Take each line containing "JSON" and report it exactly as written.
+ + + + +
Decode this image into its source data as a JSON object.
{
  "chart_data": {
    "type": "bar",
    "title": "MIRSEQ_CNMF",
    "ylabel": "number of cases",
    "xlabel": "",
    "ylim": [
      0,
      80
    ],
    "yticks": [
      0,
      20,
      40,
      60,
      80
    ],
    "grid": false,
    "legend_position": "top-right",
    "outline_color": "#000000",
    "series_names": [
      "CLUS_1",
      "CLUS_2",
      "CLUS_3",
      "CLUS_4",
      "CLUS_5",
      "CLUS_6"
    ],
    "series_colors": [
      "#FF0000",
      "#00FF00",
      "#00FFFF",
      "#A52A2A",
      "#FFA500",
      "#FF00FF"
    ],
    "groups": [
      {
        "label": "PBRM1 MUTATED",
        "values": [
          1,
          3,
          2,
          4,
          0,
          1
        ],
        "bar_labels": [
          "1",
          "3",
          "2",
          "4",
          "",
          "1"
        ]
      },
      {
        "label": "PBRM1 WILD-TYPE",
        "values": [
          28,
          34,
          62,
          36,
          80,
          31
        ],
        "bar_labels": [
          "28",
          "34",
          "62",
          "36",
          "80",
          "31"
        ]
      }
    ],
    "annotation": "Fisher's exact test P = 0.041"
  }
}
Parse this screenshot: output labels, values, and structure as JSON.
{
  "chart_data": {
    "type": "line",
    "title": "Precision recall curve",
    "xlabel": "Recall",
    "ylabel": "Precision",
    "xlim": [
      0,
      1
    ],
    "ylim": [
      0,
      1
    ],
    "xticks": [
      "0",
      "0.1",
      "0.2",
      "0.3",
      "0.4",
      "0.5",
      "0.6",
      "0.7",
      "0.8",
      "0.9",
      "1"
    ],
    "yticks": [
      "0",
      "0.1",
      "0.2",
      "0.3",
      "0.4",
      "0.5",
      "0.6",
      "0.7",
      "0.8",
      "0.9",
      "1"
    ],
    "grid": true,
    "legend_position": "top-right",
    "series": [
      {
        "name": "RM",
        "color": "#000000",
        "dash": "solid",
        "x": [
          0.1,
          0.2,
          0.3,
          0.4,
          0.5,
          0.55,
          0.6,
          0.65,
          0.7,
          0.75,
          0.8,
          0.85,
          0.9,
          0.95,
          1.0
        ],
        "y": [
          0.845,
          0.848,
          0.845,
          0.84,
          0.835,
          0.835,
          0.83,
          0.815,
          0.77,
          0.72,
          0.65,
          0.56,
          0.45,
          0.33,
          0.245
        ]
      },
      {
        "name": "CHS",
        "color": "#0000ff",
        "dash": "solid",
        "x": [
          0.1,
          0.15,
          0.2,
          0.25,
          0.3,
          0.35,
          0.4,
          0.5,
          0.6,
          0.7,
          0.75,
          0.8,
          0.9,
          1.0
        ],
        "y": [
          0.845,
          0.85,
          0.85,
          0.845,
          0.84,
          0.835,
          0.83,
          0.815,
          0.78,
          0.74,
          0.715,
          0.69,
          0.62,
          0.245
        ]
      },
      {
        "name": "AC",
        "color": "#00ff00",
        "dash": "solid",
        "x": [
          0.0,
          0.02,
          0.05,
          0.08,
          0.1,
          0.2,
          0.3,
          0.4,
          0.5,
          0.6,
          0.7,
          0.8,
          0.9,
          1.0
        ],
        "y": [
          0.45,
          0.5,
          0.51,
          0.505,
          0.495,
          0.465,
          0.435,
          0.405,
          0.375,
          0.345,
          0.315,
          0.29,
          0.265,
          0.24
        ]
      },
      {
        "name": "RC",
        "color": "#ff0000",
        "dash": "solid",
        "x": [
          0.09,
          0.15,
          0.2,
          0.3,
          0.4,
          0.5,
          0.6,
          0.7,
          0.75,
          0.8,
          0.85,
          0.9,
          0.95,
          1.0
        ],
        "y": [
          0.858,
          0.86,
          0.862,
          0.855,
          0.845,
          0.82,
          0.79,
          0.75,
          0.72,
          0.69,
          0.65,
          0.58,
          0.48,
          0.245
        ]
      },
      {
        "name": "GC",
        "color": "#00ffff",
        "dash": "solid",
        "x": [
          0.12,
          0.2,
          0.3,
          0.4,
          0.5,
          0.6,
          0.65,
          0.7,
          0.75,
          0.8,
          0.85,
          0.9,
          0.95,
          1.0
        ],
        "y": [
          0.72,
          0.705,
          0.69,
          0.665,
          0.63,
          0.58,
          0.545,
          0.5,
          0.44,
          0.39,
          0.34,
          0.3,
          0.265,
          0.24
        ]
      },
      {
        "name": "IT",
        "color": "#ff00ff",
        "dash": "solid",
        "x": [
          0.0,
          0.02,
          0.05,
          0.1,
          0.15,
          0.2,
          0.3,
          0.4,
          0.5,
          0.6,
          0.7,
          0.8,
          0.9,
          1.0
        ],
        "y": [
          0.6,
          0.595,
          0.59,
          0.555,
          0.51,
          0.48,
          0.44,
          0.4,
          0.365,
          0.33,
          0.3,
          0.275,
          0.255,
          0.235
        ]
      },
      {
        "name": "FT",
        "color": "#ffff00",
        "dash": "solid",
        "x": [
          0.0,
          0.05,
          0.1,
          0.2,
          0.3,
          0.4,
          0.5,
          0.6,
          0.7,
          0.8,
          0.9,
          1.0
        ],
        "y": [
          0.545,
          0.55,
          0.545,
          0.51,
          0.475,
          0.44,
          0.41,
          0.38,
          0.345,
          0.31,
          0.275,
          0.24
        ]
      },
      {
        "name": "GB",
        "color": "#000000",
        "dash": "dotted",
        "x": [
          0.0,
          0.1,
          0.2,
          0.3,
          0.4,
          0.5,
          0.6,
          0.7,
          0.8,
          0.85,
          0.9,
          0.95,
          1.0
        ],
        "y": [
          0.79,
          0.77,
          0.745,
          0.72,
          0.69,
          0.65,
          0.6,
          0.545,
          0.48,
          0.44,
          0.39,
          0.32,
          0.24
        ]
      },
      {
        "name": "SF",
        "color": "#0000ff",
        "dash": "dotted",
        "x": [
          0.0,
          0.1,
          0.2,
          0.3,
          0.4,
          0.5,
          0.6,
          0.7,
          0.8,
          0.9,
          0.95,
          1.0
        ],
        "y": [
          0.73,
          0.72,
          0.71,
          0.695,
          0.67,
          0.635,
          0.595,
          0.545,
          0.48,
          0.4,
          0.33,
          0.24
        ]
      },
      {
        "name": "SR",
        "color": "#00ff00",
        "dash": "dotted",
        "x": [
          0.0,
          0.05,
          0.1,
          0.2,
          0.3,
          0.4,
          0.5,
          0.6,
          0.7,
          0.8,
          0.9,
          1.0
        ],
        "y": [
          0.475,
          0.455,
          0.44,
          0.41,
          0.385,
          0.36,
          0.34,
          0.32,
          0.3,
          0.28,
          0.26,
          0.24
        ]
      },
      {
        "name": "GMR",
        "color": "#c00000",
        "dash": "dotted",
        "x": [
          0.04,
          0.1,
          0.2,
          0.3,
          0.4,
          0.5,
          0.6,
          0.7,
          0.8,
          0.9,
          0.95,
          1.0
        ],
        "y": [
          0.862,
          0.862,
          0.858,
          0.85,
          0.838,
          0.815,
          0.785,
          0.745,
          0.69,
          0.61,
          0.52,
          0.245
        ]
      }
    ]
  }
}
+ + + + +
### [Exercise answer]
Decode this image into its source data as a JSON object.
Parse this screenshot: output labels, values, and structure as JSON.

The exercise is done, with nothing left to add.